### [AVAILABLE RECORDS]

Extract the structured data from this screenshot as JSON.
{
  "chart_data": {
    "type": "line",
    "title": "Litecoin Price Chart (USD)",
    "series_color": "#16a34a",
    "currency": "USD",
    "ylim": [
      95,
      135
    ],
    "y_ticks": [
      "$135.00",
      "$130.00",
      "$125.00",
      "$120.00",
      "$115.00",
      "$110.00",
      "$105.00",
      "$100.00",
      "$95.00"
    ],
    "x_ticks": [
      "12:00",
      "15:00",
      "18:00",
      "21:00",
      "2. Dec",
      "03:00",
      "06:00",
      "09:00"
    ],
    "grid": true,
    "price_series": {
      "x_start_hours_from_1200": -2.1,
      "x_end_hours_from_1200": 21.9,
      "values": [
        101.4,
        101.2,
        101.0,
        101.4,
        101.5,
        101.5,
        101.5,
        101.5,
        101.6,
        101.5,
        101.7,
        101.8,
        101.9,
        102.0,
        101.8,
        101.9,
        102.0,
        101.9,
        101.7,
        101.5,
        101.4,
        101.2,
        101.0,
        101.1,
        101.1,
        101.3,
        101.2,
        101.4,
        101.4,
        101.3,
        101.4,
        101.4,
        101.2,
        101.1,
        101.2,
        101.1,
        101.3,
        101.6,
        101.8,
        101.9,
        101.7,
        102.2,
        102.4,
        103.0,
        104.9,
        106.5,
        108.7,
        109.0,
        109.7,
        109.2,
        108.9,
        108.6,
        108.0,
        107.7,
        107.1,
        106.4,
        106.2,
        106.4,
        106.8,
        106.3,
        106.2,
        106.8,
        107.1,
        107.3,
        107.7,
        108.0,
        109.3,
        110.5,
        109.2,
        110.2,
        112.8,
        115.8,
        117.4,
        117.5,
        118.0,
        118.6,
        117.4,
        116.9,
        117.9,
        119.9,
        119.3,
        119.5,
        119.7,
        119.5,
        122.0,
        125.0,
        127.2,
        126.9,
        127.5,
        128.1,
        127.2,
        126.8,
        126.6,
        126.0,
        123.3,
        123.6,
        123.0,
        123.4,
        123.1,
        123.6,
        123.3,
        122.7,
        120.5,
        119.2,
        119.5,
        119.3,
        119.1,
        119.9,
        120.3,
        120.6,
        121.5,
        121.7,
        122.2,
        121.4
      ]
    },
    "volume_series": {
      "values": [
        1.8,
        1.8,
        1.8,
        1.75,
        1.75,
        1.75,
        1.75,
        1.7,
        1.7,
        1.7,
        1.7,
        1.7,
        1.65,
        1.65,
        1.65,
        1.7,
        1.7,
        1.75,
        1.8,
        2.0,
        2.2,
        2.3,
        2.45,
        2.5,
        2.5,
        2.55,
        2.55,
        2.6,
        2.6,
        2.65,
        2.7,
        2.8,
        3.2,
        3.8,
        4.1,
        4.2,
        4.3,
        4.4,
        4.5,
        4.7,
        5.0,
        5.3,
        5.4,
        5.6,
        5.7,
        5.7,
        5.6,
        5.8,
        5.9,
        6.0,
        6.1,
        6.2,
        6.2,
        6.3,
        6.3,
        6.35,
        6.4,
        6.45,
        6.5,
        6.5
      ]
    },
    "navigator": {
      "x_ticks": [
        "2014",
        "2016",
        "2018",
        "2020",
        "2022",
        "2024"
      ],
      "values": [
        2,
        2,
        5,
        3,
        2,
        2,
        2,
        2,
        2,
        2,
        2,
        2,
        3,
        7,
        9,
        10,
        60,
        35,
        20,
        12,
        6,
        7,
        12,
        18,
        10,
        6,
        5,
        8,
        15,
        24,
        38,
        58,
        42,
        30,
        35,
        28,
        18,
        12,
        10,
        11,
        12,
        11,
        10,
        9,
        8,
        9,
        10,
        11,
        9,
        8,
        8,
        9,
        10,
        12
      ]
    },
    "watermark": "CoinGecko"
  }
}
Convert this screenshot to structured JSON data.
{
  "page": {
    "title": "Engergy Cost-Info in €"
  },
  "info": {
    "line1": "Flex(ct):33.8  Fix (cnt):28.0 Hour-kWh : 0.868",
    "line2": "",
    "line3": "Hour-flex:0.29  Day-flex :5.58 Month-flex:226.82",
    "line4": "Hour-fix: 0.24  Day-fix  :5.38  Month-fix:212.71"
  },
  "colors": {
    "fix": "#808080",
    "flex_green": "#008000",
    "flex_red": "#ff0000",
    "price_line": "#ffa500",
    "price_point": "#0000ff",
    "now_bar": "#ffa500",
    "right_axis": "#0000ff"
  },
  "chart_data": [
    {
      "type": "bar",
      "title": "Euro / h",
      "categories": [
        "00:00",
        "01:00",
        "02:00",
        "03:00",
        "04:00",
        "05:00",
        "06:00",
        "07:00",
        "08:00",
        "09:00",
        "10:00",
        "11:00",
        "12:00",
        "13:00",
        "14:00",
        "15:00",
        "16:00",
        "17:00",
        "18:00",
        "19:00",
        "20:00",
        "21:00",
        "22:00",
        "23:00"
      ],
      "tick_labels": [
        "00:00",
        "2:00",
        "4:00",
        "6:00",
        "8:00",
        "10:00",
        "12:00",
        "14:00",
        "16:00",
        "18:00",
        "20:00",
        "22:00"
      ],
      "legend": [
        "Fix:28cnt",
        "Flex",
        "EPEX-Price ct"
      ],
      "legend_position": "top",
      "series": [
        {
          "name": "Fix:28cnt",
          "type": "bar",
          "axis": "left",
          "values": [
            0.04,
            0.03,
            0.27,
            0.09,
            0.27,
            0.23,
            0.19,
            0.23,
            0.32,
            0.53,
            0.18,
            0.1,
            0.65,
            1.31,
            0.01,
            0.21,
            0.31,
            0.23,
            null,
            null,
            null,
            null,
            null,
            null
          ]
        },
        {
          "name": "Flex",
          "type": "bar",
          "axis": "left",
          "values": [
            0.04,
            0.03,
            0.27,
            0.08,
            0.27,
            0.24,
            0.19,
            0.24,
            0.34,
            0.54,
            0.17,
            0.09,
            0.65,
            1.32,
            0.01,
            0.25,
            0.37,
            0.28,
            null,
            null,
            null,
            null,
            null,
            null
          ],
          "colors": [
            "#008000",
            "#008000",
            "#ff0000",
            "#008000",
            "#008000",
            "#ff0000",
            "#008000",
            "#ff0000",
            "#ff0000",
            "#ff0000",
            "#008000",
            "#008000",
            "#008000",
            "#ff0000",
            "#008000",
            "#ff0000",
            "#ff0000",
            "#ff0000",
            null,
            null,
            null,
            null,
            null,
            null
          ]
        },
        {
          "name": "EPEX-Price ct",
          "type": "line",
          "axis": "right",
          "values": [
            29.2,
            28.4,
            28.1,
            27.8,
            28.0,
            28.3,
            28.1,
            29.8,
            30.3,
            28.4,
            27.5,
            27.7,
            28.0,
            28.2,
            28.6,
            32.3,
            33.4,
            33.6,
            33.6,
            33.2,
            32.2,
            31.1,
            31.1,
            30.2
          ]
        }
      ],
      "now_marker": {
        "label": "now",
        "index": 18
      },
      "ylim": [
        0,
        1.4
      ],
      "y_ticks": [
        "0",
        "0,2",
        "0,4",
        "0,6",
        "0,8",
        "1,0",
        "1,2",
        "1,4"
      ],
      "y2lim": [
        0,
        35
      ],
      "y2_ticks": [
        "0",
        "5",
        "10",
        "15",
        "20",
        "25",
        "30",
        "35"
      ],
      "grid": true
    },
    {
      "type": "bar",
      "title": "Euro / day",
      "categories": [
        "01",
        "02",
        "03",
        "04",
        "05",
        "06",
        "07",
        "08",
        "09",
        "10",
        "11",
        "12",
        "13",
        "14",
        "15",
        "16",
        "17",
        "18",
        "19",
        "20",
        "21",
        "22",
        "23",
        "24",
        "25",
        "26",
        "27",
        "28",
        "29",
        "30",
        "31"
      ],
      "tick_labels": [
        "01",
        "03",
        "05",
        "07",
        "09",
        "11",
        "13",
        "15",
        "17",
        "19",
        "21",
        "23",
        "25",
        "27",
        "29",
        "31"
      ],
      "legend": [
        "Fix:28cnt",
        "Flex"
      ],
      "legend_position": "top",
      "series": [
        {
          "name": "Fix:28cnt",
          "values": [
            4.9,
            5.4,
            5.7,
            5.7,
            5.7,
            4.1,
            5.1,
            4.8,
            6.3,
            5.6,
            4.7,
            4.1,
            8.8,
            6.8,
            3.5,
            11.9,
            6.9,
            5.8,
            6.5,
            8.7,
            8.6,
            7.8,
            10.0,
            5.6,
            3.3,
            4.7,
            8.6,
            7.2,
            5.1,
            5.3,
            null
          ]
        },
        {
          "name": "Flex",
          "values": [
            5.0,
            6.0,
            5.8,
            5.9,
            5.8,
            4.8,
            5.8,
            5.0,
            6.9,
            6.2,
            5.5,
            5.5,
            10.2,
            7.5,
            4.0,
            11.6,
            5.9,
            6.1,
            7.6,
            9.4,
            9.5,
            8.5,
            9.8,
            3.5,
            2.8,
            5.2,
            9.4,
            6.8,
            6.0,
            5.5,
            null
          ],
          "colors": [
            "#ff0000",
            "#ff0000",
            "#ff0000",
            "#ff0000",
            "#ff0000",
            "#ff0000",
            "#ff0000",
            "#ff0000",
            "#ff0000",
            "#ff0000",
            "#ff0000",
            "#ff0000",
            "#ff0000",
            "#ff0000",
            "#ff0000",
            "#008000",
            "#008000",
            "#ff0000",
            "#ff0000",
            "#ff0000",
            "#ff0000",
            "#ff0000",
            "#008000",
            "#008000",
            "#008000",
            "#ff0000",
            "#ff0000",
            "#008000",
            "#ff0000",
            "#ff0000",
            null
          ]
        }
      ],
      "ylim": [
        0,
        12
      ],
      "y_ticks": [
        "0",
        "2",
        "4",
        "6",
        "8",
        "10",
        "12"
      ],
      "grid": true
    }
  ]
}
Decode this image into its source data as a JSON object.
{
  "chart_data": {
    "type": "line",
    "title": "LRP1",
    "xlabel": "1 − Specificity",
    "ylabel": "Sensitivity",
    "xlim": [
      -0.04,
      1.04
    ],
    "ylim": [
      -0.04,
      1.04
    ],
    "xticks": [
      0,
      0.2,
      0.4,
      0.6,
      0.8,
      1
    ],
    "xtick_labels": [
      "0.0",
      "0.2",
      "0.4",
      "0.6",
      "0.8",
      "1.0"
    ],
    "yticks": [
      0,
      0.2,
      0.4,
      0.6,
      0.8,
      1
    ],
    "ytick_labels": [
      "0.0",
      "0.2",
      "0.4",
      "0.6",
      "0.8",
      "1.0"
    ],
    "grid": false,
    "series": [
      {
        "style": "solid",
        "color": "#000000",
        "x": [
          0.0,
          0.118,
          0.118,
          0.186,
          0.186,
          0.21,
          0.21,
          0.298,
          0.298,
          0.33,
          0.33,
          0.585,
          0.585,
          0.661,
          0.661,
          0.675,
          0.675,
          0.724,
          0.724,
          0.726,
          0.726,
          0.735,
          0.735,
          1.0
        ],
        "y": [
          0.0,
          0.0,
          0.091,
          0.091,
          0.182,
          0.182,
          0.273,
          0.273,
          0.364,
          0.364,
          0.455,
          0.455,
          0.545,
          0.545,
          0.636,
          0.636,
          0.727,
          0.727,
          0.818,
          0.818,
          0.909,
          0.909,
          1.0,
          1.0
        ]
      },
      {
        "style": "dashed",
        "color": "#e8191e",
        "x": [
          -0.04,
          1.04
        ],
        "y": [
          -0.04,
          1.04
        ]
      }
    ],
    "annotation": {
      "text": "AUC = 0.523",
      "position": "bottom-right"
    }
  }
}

### [TASK TO CARRY OUT]
Reply with the number of lines in the material above that contain "JSON", and nothing more.

### [EXERCISE RESULT]
3